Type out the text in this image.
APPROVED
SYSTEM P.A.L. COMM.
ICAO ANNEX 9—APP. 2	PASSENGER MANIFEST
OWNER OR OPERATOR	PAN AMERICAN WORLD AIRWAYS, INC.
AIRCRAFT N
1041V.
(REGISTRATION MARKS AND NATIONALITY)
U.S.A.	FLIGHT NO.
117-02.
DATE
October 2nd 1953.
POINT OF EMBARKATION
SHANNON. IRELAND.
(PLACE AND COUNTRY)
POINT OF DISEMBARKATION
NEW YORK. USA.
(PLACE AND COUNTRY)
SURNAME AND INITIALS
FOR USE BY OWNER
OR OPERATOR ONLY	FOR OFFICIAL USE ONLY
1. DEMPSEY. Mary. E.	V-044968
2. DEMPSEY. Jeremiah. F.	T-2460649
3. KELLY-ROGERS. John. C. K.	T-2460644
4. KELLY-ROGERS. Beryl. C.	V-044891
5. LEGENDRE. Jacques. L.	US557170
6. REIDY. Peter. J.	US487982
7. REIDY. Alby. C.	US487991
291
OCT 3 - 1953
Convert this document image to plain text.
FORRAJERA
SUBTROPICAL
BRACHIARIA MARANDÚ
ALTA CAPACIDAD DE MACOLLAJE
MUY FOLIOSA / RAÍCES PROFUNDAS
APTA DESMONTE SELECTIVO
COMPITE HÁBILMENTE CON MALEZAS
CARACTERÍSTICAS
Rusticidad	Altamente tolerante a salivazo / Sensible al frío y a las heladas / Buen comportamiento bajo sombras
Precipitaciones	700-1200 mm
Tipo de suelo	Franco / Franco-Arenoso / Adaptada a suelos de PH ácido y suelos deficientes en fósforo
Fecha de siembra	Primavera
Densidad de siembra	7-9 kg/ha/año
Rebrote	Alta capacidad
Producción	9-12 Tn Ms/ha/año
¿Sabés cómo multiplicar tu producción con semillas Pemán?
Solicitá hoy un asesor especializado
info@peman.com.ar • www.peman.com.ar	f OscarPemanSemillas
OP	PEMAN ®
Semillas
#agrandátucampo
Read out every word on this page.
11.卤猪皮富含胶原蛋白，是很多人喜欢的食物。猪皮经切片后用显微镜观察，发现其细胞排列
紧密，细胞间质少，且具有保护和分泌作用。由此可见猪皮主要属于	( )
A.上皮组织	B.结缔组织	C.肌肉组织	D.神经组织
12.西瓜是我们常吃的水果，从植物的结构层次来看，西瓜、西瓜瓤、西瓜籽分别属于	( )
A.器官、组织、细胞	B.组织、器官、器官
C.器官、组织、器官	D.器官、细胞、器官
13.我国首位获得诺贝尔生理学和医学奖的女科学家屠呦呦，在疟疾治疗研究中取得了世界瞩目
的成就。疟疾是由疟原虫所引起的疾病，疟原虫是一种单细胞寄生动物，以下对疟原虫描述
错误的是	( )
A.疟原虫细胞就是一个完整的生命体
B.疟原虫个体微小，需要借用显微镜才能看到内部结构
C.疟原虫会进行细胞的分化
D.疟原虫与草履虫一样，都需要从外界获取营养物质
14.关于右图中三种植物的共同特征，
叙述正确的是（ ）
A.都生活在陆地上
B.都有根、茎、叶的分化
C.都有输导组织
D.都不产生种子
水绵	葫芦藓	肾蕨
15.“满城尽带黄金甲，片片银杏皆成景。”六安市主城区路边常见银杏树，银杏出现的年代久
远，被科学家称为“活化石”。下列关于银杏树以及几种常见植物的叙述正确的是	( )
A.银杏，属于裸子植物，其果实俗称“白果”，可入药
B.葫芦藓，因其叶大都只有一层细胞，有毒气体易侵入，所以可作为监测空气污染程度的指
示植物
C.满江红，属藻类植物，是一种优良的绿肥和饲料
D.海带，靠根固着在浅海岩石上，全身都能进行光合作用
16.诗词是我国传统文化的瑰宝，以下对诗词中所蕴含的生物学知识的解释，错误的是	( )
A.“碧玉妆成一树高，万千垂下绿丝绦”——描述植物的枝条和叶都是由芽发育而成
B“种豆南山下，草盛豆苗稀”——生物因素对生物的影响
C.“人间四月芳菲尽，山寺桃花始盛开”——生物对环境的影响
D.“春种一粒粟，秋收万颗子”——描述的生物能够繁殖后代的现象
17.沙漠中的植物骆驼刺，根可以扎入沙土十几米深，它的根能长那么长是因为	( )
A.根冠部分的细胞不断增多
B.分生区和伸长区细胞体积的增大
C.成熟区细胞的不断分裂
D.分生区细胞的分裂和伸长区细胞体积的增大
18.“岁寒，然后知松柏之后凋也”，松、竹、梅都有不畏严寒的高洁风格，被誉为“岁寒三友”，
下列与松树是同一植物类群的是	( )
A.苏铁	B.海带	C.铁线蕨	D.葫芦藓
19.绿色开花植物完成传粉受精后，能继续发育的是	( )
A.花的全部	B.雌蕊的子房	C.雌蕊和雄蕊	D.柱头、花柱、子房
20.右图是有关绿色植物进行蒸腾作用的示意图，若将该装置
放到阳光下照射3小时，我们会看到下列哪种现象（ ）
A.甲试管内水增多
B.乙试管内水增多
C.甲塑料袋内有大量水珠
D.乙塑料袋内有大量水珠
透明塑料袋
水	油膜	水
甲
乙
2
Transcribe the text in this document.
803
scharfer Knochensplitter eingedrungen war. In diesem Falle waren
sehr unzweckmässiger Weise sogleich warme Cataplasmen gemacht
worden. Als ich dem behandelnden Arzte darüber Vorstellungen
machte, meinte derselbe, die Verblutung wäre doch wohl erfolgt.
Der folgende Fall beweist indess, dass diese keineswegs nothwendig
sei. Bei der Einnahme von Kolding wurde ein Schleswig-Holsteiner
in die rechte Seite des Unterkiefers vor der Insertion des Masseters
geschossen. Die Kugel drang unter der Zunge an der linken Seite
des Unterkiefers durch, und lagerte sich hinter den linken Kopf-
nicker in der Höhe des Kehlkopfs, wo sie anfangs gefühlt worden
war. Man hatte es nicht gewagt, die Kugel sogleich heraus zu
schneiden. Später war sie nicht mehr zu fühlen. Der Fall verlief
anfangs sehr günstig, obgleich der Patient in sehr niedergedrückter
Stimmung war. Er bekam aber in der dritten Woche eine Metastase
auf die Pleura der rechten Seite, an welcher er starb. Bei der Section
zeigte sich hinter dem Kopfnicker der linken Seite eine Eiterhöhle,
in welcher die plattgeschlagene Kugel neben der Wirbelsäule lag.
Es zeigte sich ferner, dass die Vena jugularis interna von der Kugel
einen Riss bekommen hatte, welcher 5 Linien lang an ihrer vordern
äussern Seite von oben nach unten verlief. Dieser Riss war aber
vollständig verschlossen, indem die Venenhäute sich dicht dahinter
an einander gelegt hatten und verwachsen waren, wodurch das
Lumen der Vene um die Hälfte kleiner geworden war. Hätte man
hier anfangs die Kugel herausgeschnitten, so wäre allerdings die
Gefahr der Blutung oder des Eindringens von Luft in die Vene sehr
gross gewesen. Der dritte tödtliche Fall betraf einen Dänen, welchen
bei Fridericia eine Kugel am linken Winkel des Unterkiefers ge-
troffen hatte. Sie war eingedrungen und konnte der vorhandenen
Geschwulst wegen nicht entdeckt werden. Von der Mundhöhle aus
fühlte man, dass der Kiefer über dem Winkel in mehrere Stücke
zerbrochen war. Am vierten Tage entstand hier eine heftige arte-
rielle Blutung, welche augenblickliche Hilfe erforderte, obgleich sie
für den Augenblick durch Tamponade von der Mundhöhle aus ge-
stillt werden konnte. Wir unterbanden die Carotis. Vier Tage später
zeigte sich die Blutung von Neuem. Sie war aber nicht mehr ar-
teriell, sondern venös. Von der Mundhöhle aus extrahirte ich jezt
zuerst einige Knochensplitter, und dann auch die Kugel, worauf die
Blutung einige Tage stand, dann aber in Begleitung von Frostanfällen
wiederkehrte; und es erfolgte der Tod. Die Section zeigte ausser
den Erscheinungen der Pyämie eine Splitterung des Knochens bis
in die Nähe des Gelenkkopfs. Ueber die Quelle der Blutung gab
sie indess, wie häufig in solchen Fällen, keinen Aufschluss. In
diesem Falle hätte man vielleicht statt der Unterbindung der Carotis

================

OBJECTIVE: Copy out each line of the records where the string "zeigte" appears.

EXERCISE ANSWER:
zeigte sich hinter dem Kopfnicker der linken Seite eine Eiterhöhle,
Es zeigte sich ferner, dass die Vena jugularis interna von der Kugel
zeigte sich die Blutung von Neuem. Sie war aber nicht mehr ar-
wiederkehrte; und es erfolgte der Tod. Die Section zeigte ausser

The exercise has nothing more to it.